-- RECORDS FOR THIS TASK start --

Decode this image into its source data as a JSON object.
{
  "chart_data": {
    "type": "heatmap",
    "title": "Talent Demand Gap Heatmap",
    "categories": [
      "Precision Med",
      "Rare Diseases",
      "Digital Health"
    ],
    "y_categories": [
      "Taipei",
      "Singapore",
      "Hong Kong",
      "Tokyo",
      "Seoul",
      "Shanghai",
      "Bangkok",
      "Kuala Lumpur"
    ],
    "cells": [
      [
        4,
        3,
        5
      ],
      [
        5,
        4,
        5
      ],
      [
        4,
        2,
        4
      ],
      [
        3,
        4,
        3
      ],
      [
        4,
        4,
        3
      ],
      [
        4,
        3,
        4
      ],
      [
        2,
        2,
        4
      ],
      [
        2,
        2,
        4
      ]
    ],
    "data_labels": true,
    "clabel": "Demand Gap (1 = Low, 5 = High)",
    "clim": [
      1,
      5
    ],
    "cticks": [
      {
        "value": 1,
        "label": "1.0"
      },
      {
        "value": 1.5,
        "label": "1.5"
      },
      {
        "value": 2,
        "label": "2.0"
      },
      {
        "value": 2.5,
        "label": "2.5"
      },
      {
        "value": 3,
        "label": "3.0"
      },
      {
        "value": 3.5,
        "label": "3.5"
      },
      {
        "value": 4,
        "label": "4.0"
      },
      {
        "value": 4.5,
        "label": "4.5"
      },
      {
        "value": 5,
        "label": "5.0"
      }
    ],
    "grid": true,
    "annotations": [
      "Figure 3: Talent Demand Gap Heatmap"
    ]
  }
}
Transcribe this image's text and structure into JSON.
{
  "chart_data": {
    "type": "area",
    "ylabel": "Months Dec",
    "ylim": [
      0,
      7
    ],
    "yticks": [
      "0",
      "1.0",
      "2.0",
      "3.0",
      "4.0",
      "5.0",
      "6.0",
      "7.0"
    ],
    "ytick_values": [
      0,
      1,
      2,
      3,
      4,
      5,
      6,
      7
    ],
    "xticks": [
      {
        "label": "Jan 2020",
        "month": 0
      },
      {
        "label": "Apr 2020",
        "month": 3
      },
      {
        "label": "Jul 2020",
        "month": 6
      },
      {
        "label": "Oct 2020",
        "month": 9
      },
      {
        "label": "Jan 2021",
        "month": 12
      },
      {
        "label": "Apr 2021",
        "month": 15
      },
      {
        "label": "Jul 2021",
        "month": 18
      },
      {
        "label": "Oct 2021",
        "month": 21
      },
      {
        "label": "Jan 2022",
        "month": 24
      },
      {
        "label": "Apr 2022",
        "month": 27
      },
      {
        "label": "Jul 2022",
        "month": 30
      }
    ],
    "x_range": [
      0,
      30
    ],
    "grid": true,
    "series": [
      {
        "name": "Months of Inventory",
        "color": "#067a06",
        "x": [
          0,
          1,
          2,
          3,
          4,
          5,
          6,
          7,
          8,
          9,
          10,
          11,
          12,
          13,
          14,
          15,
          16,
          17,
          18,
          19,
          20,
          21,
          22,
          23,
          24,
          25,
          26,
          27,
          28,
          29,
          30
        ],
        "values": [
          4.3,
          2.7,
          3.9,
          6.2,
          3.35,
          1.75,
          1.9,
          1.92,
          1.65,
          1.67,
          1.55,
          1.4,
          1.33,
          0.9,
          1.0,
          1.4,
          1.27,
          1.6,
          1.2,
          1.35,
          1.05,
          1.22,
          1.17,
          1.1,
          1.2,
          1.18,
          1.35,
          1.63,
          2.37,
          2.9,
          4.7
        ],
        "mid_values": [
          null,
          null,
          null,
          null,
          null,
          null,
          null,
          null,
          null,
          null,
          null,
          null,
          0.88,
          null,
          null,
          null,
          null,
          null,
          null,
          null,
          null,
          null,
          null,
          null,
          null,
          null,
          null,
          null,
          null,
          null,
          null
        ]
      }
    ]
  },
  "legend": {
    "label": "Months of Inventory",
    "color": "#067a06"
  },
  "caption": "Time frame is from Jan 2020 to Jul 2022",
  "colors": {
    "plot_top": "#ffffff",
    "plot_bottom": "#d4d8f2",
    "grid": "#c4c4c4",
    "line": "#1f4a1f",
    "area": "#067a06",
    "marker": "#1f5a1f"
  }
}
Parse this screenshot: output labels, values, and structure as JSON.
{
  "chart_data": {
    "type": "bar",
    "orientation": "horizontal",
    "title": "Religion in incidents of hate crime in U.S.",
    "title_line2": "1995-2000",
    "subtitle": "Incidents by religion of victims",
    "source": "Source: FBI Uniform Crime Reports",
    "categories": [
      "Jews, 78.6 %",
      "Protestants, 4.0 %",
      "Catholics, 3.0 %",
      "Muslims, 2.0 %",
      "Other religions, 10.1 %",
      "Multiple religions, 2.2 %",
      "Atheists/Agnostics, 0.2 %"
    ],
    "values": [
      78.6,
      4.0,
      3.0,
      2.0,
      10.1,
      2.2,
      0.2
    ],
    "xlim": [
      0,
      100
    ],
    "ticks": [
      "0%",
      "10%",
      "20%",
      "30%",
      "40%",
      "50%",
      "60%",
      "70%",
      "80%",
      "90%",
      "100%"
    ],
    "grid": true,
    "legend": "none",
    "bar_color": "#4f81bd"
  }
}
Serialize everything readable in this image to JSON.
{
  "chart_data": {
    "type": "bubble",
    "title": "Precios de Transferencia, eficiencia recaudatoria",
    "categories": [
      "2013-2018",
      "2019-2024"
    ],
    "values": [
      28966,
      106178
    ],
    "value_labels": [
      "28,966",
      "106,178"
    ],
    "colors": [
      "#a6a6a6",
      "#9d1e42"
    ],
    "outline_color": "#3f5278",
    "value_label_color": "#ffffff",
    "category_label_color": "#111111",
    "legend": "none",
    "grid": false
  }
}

-- RECORDS FOR THIS TASK end --

» **DIRECTION**
Your answer should be one number: how many lines of the listing include the word "into".

» **OUTPUT OF THE EXERCISE**
2